Below is a block of records; reproduce all of them exactly and leave out any pictures.

####

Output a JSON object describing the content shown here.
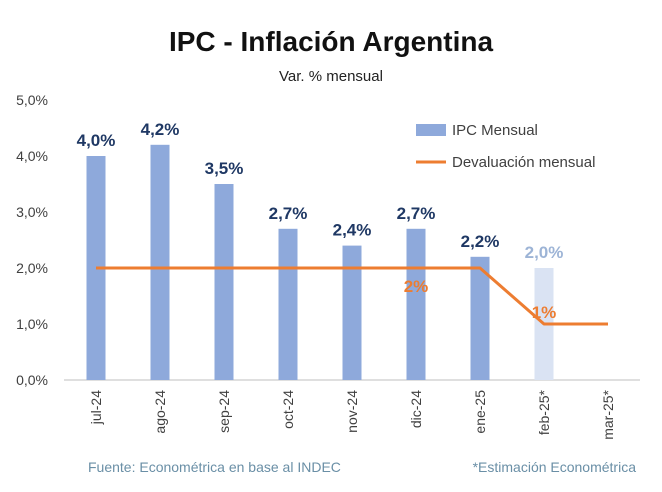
{
  "chart_data": {
    "type": "bar",
    "title": "IPC - Inflación Argentina",
    "subtitle": "Var. % mensual",
    "categories": [
      "jul-24",
      "ago-24",
      "sep-24",
      "oct-24",
      "nov-24",
      "dic-24",
      "ene-25",
      "feb-25*",
      "mar-25*"
    ],
    "ylim": [
      0,
      5
    ],
    "yticks": [
      "0,0%",
      "1,0%",
      "2,0%",
      "3,0%",
      "4,0%",
      "5,0%"
    ],
    "yticks_values": [
      0,
      1,
      2,
      3,
      4,
      5
    ],
    "series": [
      {
        "name": "IPC Mensual",
        "type": "bar",
        "color": "#8ea9db",
        "estimate_color": "#dae3f3",
        "values": [
          4.0,
          4.2,
          3.5,
          2.7,
          2.4,
          2.7,
          2.2,
          2.0,
          null
        ],
        "labels": [
          "4,0%",
          "4,2%",
          "3,5%",
          "2,7%",
          "2,4%",
          "2,7%",
          "2,2%",
          "2,0%",
          ""
        ],
        "label_color": "#1f3864",
        "estimate_label_color": "#9db4d6",
        "estimated": [
          false,
          false,
          false,
          false,
          false,
          false,
          false,
          true,
          false
        ]
      },
      {
        "name": "Devaluación mensual",
        "type": "line",
        "color": "#ed7d31",
        "values": [
          2,
          2,
          2,
          2,
          2,
          2,
          2,
          1,
          1
        ],
        "labels": [
          {
            "index": 5,
            "text": "2%"
          },
          {
            "index": 7,
            "text": "1%"
          }
        ]
      }
    ],
    "legend_position": "top-right",
    "grid": false
  },
  "footer": {
    "source": "Fuente: Econométrica en base al INDEC",
    "note": "*Estimación Econométrica"
  }
}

####

### Answer to the problem:
Output a JSON object describing the content shown here.
{
  "chart_data": {
    "type": "bar",
    "title": "IPC - Inflación Argentina",
    "subtitle": "Var. % mensual",
    "categories": [
      "jul-24",
      "ago-24",
      "sep-24",
      "oct-24",
      "nov-24",
      "dic-24",
      "ene-25",
      "feb-25*",
      "mar-25*"
    ],
    "ylim": [
      0,
      5
    ],
    "yticks": [
      "0,0%",
      "1,0%",
      "2,0%",
      "3,0%",
      "4,0%",
      "5,0%"
    ],
    "yticks_values": [
      0,
      1,
      2,
      3,
      4,
      5
    ],
    "series": [
      {
        "name": "IPC Mensual",
        "type": "bar",
        "color": "#8ea9db",
        "estimate_color": "#dae3f3",
        "values": [
          4.0,
          4.2,
          3.5,
          2.7,
          2.4,
          2.7,
          2.2,
          2.0,
          null
        ],
        "labels": [
          "4,0%",
          "4,2%",
          "3,5%",
          "2,7%",
          "2,4%",
          "2,7%",
          "2,2%",
          "2,0%",
          ""
        ],
        "label_color": "#1f3864",
        "estimate_label_color": "#9db4d6",
        "estimated": [
          false,
          false,
          false,
          false,
          false,
          false,
          false,
          true,
          false
        ]
      },
      {
        "name": "Devaluación mensual",
        "type": "line",
        "color": "#ed7d31",
        "values": [
          2,
          2,
          2,
          2,
          2,
          2,
          2,
          1,
          1
        ],
        "labels": [
          {
            "index": 5,
            "text": "2%"
          },
          {
            "index": 7,
            "text": "1%"
          }
        ]
      }
    ],
    "legend_position": "top-right",
    "grid": false
  },
  "footer": {
    "source": "Fuente: Econométrica en base al INDEC",
    "note": "*Estimación Econométrica"
  }
}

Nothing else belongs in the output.